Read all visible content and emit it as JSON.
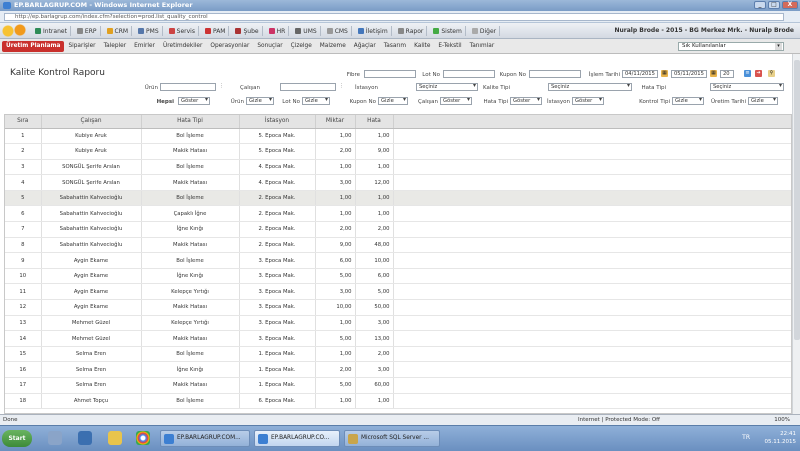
{
  "window": {
    "title": "EP.BARLAGRUP.COM - Windows Internet Explorer",
    "url": "http://ep.barlagrup.com/index.cfm?selection=prod.list_quality_control",
    "controls": [
      "_",
      "□",
      "X"
    ]
  },
  "topmenu": {
    "items": [
      {
        "label": "Intranet",
        "color": "#2e8b57"
      },
      {
        "label": "ERP",
        "color": "#888888"
      },
      {
        "label": "CRM",
        "color": "#e0a020"
      },
      {
        "label": "PMS",
        "color": "#5577aa"
      },
      {
        "label": "Servis",
        "color": "#cc4444"
      },
      {
        "label": "PAM",
        "color": "#cc3333"
      },
      {
        "label": "Şube",
        "color": "#aa3333"
      },
      {
        "label": "HR",
        "color": "#cc3366"
      },
      {
        "label": "UMS",
        "color": "#666666"
      },
      {
        "label": "CMS",
        "color": "#999999"
      },
      {
        "label": "İletişim",
        "color": "#4477bb"
      },
      {
        "label": "Rapor",
        "color": "#888888"
      },
      {
        "label": "Sistem",
        "color": "#44aa44"
      },
      {
        "label": "Diğer",
        "color": "#aaaaaa"
      }
    ],
    "user": "Nuralp Brode - 2015 - BG Merkez Mrk. - Nuralp Brode"
  },
  "modules": {
    "tabs": [
      "Üretim Planlama",
      "Siparişler",
      "Talepler",
      "Emirler",
      "Üretimdekiler",
      "Operasyonlar",
      "Sonuçlar",
      "Çizelge",
      "Malzeme",
      "Ağaçlar",
      "Tasarım",
      "Kalite",
      "E-Tekstil",
      "Tanımlar"
    ],
    "user_select": "Sık Kullanılanlar"
  },
  "report": {
    "title": "Kalite Kontrol Raporu",
    "filters": {
      "fibre_label": "Fibre",
      "lot_label": "Lot No",
      "kupon_label": "Kupon No",
      "islem_tarihi_label": "İşlem Tarihi",
      "date_start": "04/11/2015",
      "date_end": "05/11/2015",
      "page_size": "20",
      "urun_label": "Ürün",
      "calisan_label": "Çalışan",
      "istasyon_label": "İstasyon",
      "istasyon_value": "Seçiniz",
      "kalite_tipi_label": "Kalite Tipi",
      "kalite_tipi_value": "Seçiniz",
      "hata_tipi_label": "Hata Tipi",
      "hata_tipi_value": "Seçiniz"
    },
    "display_row": {
      "hepsi_label": "Hepsi",
      "hepsi_value": "Göster",
      "urun_label": "Ürün",
      "urun_value": "Gizle",
      "lot_label": "Lot No",
      "lot_value": "Gizle",
      "kupon_label": "Kupon No",
      "kupon_value": "Gizle",
      "calisan_label": "Çalışan",
      "calisan_value": "Göster",
      "hata_tipi_label": "Hata Tipi",
      "hata_tipi_value": "Göster",
      "istasyon_label": "İstasyon",
      "istasyon_value": "Göster",
      "kontrol_label": "Kontrol Tipi",
      "kontrol_value": "Gizle",
      "uretim_label": "Üretim Tarihi",
      "uretim_value": "Gizle"
    },
    "columns": [
      "Sıra",
      "Çalışan",
      "Hata Tipi",
      "İstasyon",
      "Miktar",
      "Hata"
    ],
    "rows": [
      {
        "no": "1",
        "calisan": "Kubiye Aruk",
        "hata_tipi": "Bol İşleme",
        "istasyon": "5. Epoca Mak.",
        "miktar": "1,00",
        "hata": "1,00"
      },
      {
        "no": "2",
        "calisan": "Kubiye Aruk",
        "hata_tipi": "Makik Hatası",
        "istasyon": "5. Epoca Mak.",
        "miktar": "2,00",
        "hata": "9,00"
      },
      {
        "no": "3",
        "calisan": "SONGÜL Şerife Arslan",
        "hata_tipi": "Bol İşleme",
        "istasyon": "4. Epoca Mak.",
        "miktar": "1,00",
        "hata": "1,00"
      },
      {
        "no": "4",
        "calisan": "SONGÜL Şerife Arslan",
        "hata_tipi": "Makik Hatası",
        "istasyon": "4. Epoca Mak.",
        "miktar": "3,00",
        "hata": "12,00"
      },
      {
        "no": "5",
        "calisan": "Sabahattin Kahvecioğlu",
        "hata_tipi": "Bol İşleme",
        "istasyon": "2. Epoca Mak.",
        "miktar": "1,00",
        "hata": "1,00"
      },
      {
        "no": "6",
        "calisan": "Sabahattin Kahvecioğlu",
        "hata_tipi": "Çapaklı İğne",
        "istasyon": "2. Epoca Mak.",
        "miktar": "1,00",
        "hata": "1,00"
      },
      {
        "no": "7",
        "calisan": "Sabahattin Kahvecioğlu",
        "hata_tipi": "İğne Kırığı",
        "istasyon": "2. Epoca Mak.",
        "miktar": "2,00",
        "hata": "2,00"
      },
      {
        "no": "8",
        "calisan": "Sabahattin Kahvecioğlu",
        "hata_tipi": "Makik Hatası",
        "istasyon": "2. Epoca Mak.",
        "miktar": "9,00",
        "hata": "48,00"
      },
      {
        "no": "9",
        "calisan": "Aygin Ekame",
        "hata_tipi": "Bol İşleme",
        "istasyon": "3. Epoca Mak.",
        "miktar": "6,00",
        "hata": "10,00"
      },
      {
        "no": "10",
        "calisan": "Aygin Ekame",
        "hata_tipi": "İğne Kırığı",
        "istasyon": "3. Epoca Mak.",
        "miktar": "5,00",
        "hata": "6,00"
      },
      {
        "no": "11",
        "calisan": "Aygin Ekame",
        "hata_tipi": "Kelepçe Yırtığı",
        "istasyon": "3. Epoca Mak.",
        "miktar": "3,00",
        "hata": "5,00"
      },
      {
        "no": "12",
        "calisan": "Aygin Ekame",
        "hata_tipi": "Makik Hatası",
        "istasyon": "3. Epoca Mak.",
        "miktar": "10,00",
        "hata": "50,00"
      },
      {
        "no": "13",
        "calisan": "Mehmet Güzel",
        "hata_tipi": "Kelepçe Yırtığı",
        "istasyon": "3. Epoca Mak.",
        "miktar": "1,00",
        "hata": "3,00"
      },
      {
        "no": "14",
        "calisan": "Mehmet Güzel",
        "hata_tipi": "Makik Hatası",
        "istasyon": "3. Epoca Mak.",
        "miktar": "5,00",
        "hata": "13,00"
      },
      {
        "no": "15",
        "calisan": "Selma Eren",
        "hata_tipi": "Bol İşleme",
        "istasyon": "1. Epoca Mak.",
        "miktar": "1,00",
        "hata": "2,00"
      },
      {
        "no": "16",
        "calisan": "Selma Eren",
        "hata_tipi": "İğne Kırığı",
        "istasyon": "1. Epoca Mak.",
        "miktar": "2,00",
        "hata": "3,00"
      },
      {
        "no": "17",
        "calisan": "Selma Eren",
        "hata_tipi": "Makik Hatası",
        "istasyon": "1. Epoca Mak.",
        "miktar": "5,00",
        "hata": "60,00"
      },
      {
        "no": "18",
        "calisan": "Ahmet Topçu",
        "hata_tipi": "Bol İşleme",
        "istasyon": "6. Epoca Mak.",
        "miktar": "1,00",
        "hata": "1,00"
      }
    ]
  },
  "statusbar": {
    "left": "Done",
    "zone": "Internet | Protected Mode: Off",
    "zoom": "100%"
  },
  "taskbar": {
    "start": "Start",
    "tasks": [
      "EP.BARLAGRUP.COM...",
      "EP.BARLAGRUP.CO...",
      "Microsoft SQL Server ..."
    ],
    "lang": "TR",
    "time": "22:41",
    "date": "05.11.2015"
  }
}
--*--
GIVEN EXERCISE: Locate each line containing the string "Seçiniz" and show it.

COMPLETE OUTPUT:
      "istasyon_value": "Seçiniz",
      "kalite_tipi_value": "Seçiniz",
      "hata_tipi_value": "Seçiniz"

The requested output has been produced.